DO THIS: Collect every line in the records below that contains the word "subtitle".

==== SUPPLIED ENTRIES

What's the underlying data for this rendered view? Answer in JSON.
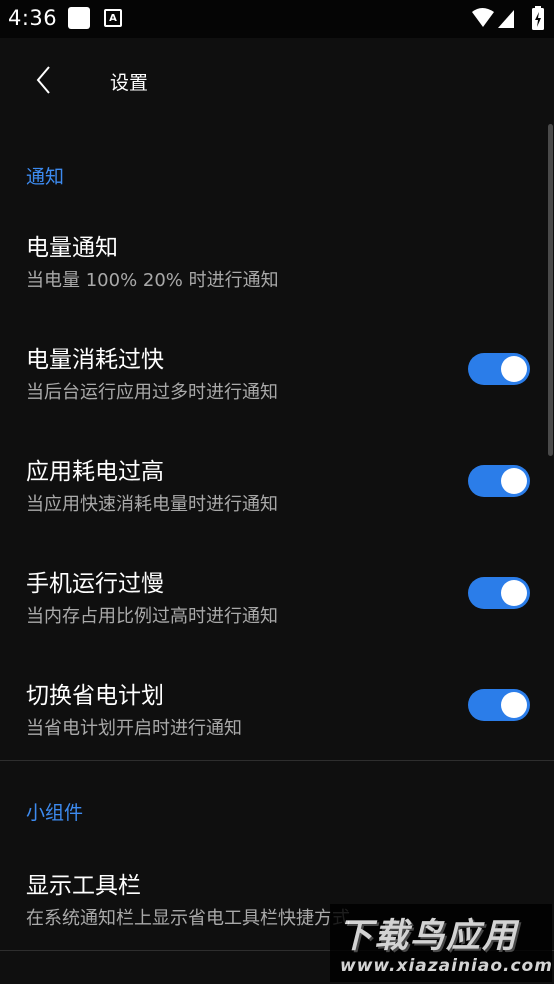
{
  "status_bar": {
    "time": "4:36",
    "notification_letter": "A"
  },
  "toolbar": {
    "title": "设置"
  },
  "sections": {
    "notifications": {
      "header": "通知",
      "items": [
        {
          "title": "电量通知",
          "subtitle": "当电量 100% 20% 时进行通知"
        },
        {
          "title": "电量消耗过快",
          "subtitle": "当后台运行应用过多时进行通知",
          "enabled": true
        },
        {
          "title": "应用耗电过高",
          "subtitle": "当应用快速消耗电量时进行通知",
          "enabled": true
        },
        {
          "title": "手机运行过慢",
          "subtitle": "当内存占用比例过高时进行通知",
          "enabled": true
        },
        {
          "title": "切换省电计划",
          "subtitle": "当省电计划开启时进行通知",
          "enabled": true
        }
      ]
    },
    "widgets": {
      "header": "小组件",
      "items": [
        {
          "title": "显示工具栏",
          "subtitle": "在系统通知栏上显示省电工具栏快捷方式"
        }
      ]
    }
  },
  "watermark": {
    "main": "下载鸟应用",
    "url": "www.xiazainiao.com"
  },
  "colors": {
    "accent": "#3d8bf0",
    "switch_on": "#2b7de9",
    "background": "#0f0f0f"
  }
}
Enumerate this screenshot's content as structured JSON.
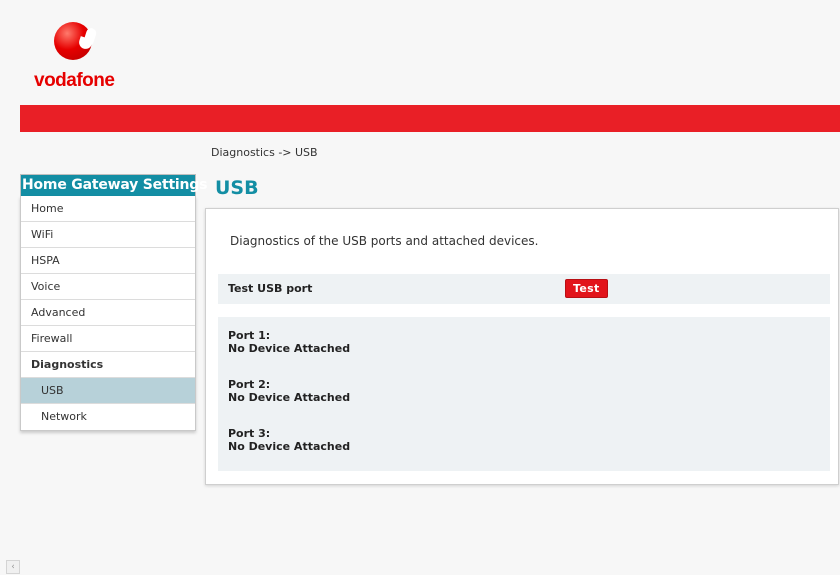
{
  "brand": {
    "name": "vodafone",
    "color": "#e60000"
  },
  "breadcrumb": "Diagnostics -> USB",
  "sidebar": {
    "title": "Home Gateway Settings",
    "items": [
      {
        "label": "Home"
      },
      {
        "label": "WiFi"
      },
      {
        "label": "HSPA"
      },
      {
        "label": "Voice"
      },
      {
        "label": "Advanced"
      },
      {
        "label": "Firewall"
      },
      {
        "label": "Diagnostics"
      },
      {
        "label": "USB"
      },
      {
        "label": "Network"
      }
    ],
    "active": "USB"
  },
  "main": {
    "title": "USB",
    "description": "Diagnostics of the USB ports and attached devices.",
    "test_label": "Test USB port",
    "test_button": "Test",
    "ports": [
      {
        "name": "Port 1:",
        "status": "No Device Attached"
      },
      {
        "name": "Port 2:",
        "status": "No Device Attached"
      },
      {
        "name": "Port 3:",
        "status": "No Device Attached"
      }
    ]
  },
  "colors": {
    "accent": "#138ea4",
    "red_bar": "#e91f26",
    "active_item": "#b7d1d9"
  },
  "icons": {
    "scroll_left": "chevron-left-icon"
  }
}
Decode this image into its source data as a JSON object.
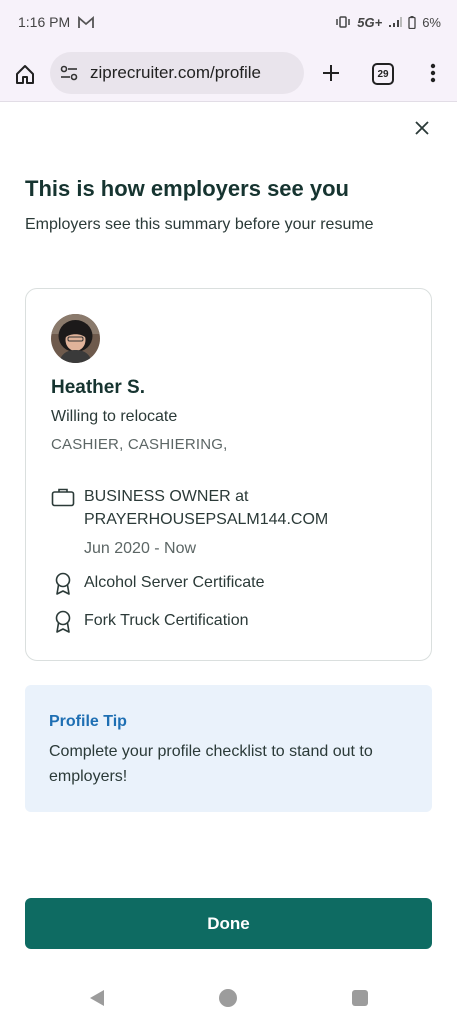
{
  "status_bar": {
    "time": "1:16 PM",
    "network": "5G+",
    "battery": "6%",
    "icons": [
      "gmail-icon",
      "vibrate-icon",
      "signal-icon",
      "battery-icon"
    ]
  },
  "browser": {
    "url": "ziprecruiter.com/profile",
    "tab_count": "29",
    "icons": [
      "home-icon",
      "site-settings-icon",
      "new-tab-icon",
      "tab-switcher-icon",
      "more-menu-icon"
    ]
  },
  "page": {
    "title": "This is how employers see you",
    "subtitle": "Employers see this summary before your resume"
  },
  "profile": {
    "name": "Heather S.",
    "relocate": "Willing to relocate",
    "job_titles": "CASHIER, CASHIERING,",
    "job": {
      "title": "BUSINESS OWNER at PRAYERHOUSEPSALM144.COM",
      "dates": "Jun 2020 - Now"
    },
    "certifications": [
      "Alcohol Server Certificate",
      "Fork Truck Certification"
    ]
  },
  "tip": {
    "title": "Profile Tip",
    "body": "Complete your profile checklist to stand out to employers!"
  },
  "done_label": "Done",
  "colors": {
    "primary": "#0e6b62",
    "heading": "#163430",
    "tip_bg": "#eaf2fb",
    "tip_title": "#1e6fb3"
  }
}
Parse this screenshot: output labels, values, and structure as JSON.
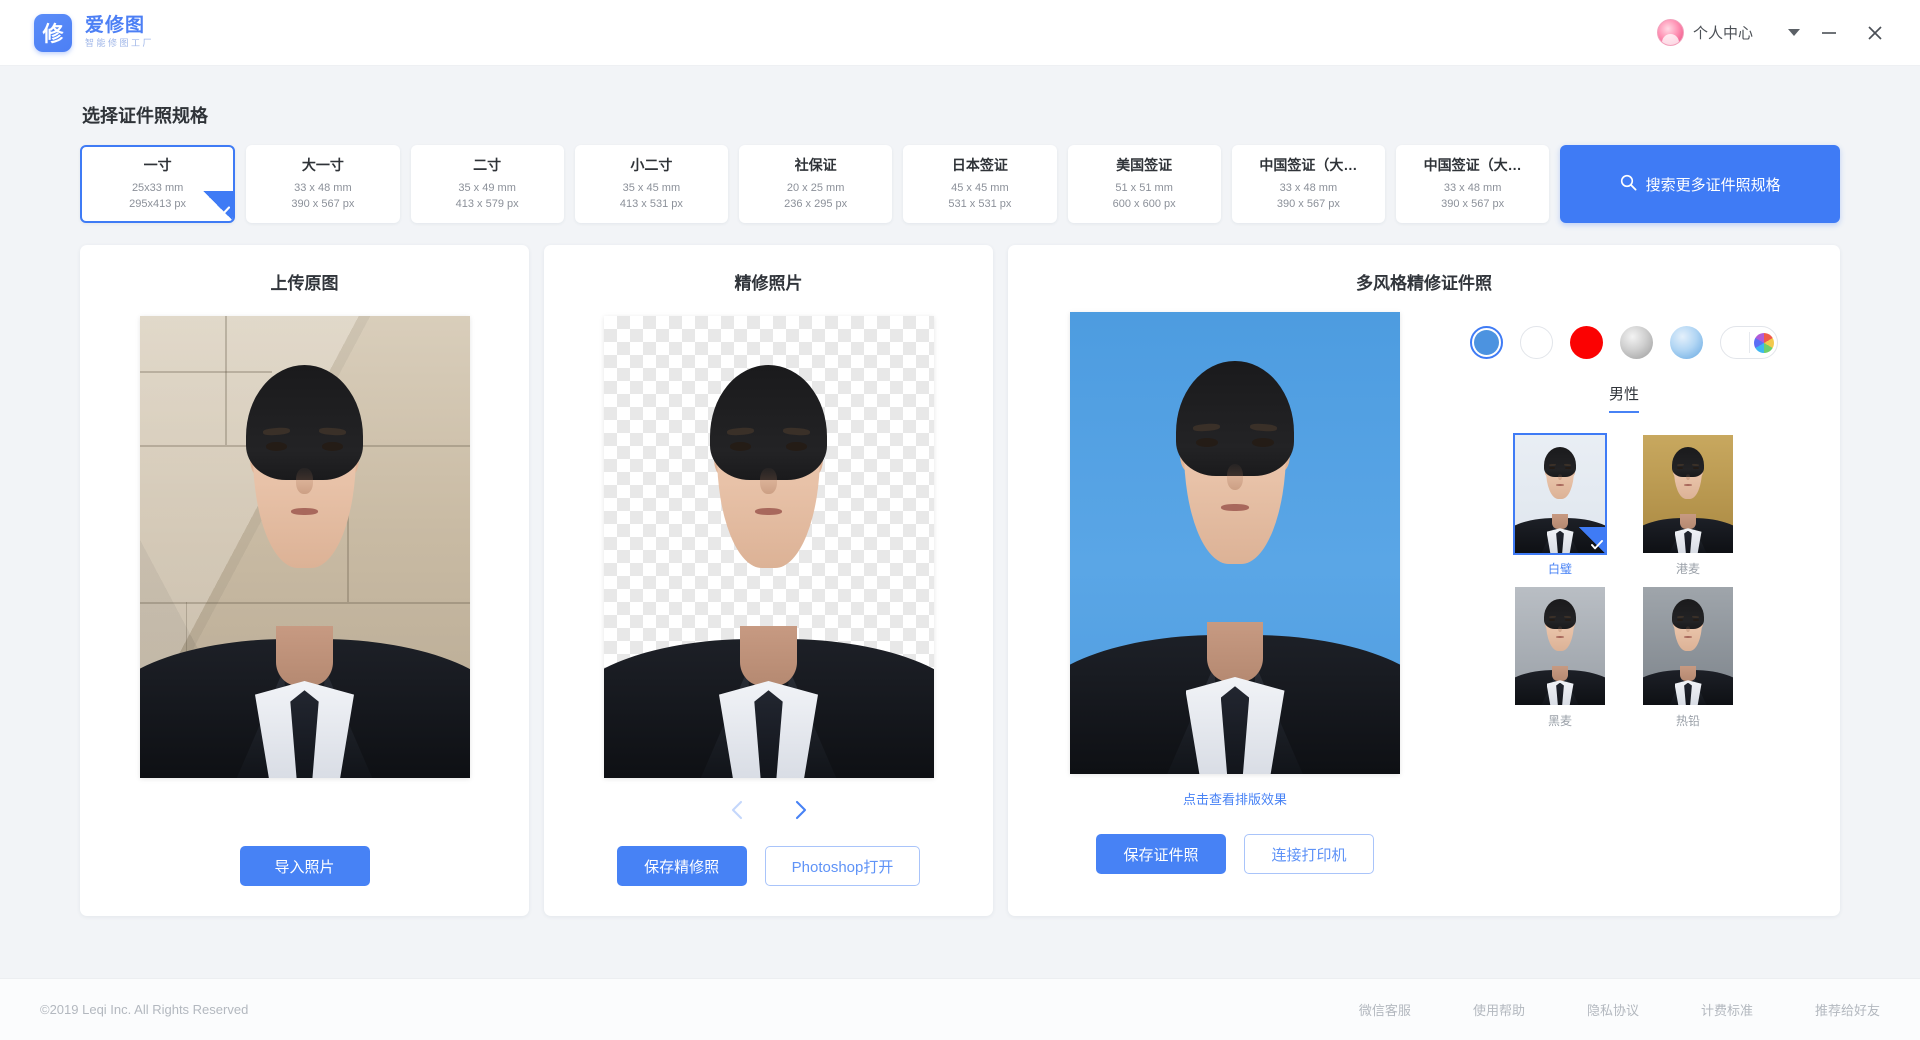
{
  "titlebar": {
    "brand_name": "爱修图",
    "brand_sub": "智能修图工厂",
    "logo_glyph": "修",
    "user_name": "个人中心",
    "minimize_label": "—",
    "close_label": "✕"
  },
  "specs": {
    "section_title": "选择证件照规格",
    "items": [
      {
        "name": "一寸",
        "mm": "25x33 mm",
        "px": "295x413 px",
        "selected": true
      },
      {
        "name": "大一寸",
        "mm": "33 x 48 mm",
        "px": "390 x 567 px",
        "selected": false
      },
      {
        "name": "二寸",
        "mm": "35 x 49 mm",
        "px": "413 x 579 px",
        "selected": false
      },
      {
        "name": "小二寸",
        "mm": "35 x 45 mm",
        "px": "413 x 531 px",
        "selected": false
      },
      {
        "name": "社保证",
        "mm": "20 x 25 mm",
        "px": "236 x 295 px",
        "selected": false
      },
      {
        "name": "日本签证",
        "mm": "45 x 45 mm",
        "px": "531 x 531 px",
        "selected": false
      },
      {
        "name": "美国签证",
        "mm": "51 x 51 mm",
        "px": "600 x 600 px",
        "selected": false
      },
      {
        "name": "中国签证（大…",
        "mm": "33 x 48 mm",
        "px": "390 x 567 px",
        "selected": false
      },
      {
        "name": "中国签证（大…",
        "mm": "33 x 48 mm",
        "px": "390 x 567 px",
        "selected": false
      }
    ],
    "search_label": "搜索更多证件照规格",
    "search_icon": "search-icon"
  },
  "panel_upload": {
    "title": "上传原图",
    "import_label": "导入照片"
  },
  "panel_retouch": {
    "title": "精修照片",
    "prev_icon": "chevron-left-icon",
    "next_icon": "chevron-right-icon",
    "save_label": "保存精修照",
    "photoshop_label": "Photoshop打开"
  },
  "panel_styles": {
    "title": "多风格精修证件照",
    "layout_link": "点击查看排版效果",
    "save_label": "保存证件照",
    "print_label": "连接打印机",
    "colors": [
      {
        "name": "blue",
        "hex": "#4c93e0",
        "selected": true
      },
      {
        "name": "white",
        "hex": "#ffffff",
        "selected": false
      },
      {
        "name": "red",
        "hex": "#fb0202",
        "selected": false
      },
      {
        "name": "gray-gradient",
        "hex": "#cfcfcf",
        "selected": false
      },
      {
        "name": "blue-gradient",
        "hex": "#b2d6f4",
        "selected": false
      },
      {
        "name": "custom",
        "hex": "#ffffff",
        "selected": false
      }
    ],
    "gender_tabs": [
      {
        "label": "男性",
        "active": true
      }
    ],
    "styles": [
      {
        "label": "白璧",
        "selected": true
      },
      {
        "label": "港麦",
        "selected": false
      },
      {
        "label": "黑麦",
        "selected": false
      },
      {
        "label": "热铅",
        "selected": false
      }
    ]
  },
  "footer": {
    "copyright": "©2019 Leqi Inc. All Rights Reserved",
    "links": [
      "微信客服",
      "使用帮助",
      "隐私协议",
      "计费标准",
      "推荐给好友"
    ]
  },
  "theme": {
    "accent": "#4782f5",
    "accent_strong": "#3f7bf5",
    "bg": "#f2f4f7"
  }
}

========

WRITTEN SOLUTION:
          "subtitle": "当电量 100% 20% 时进行通知"
          "subtitle": "当后台运行应用过多时进行通知",
          "subtitle": "当应用快速消耗电量时进行通知",
          "subtitle": "当内存占用比例过高时进行通知",
          "subtitle": "当省电计划开启时进行通知",
          "subtitle": "在系统通知栏上显示省电工具栏快捷方式"
    "subtitle": "Employers see this summary before your resume"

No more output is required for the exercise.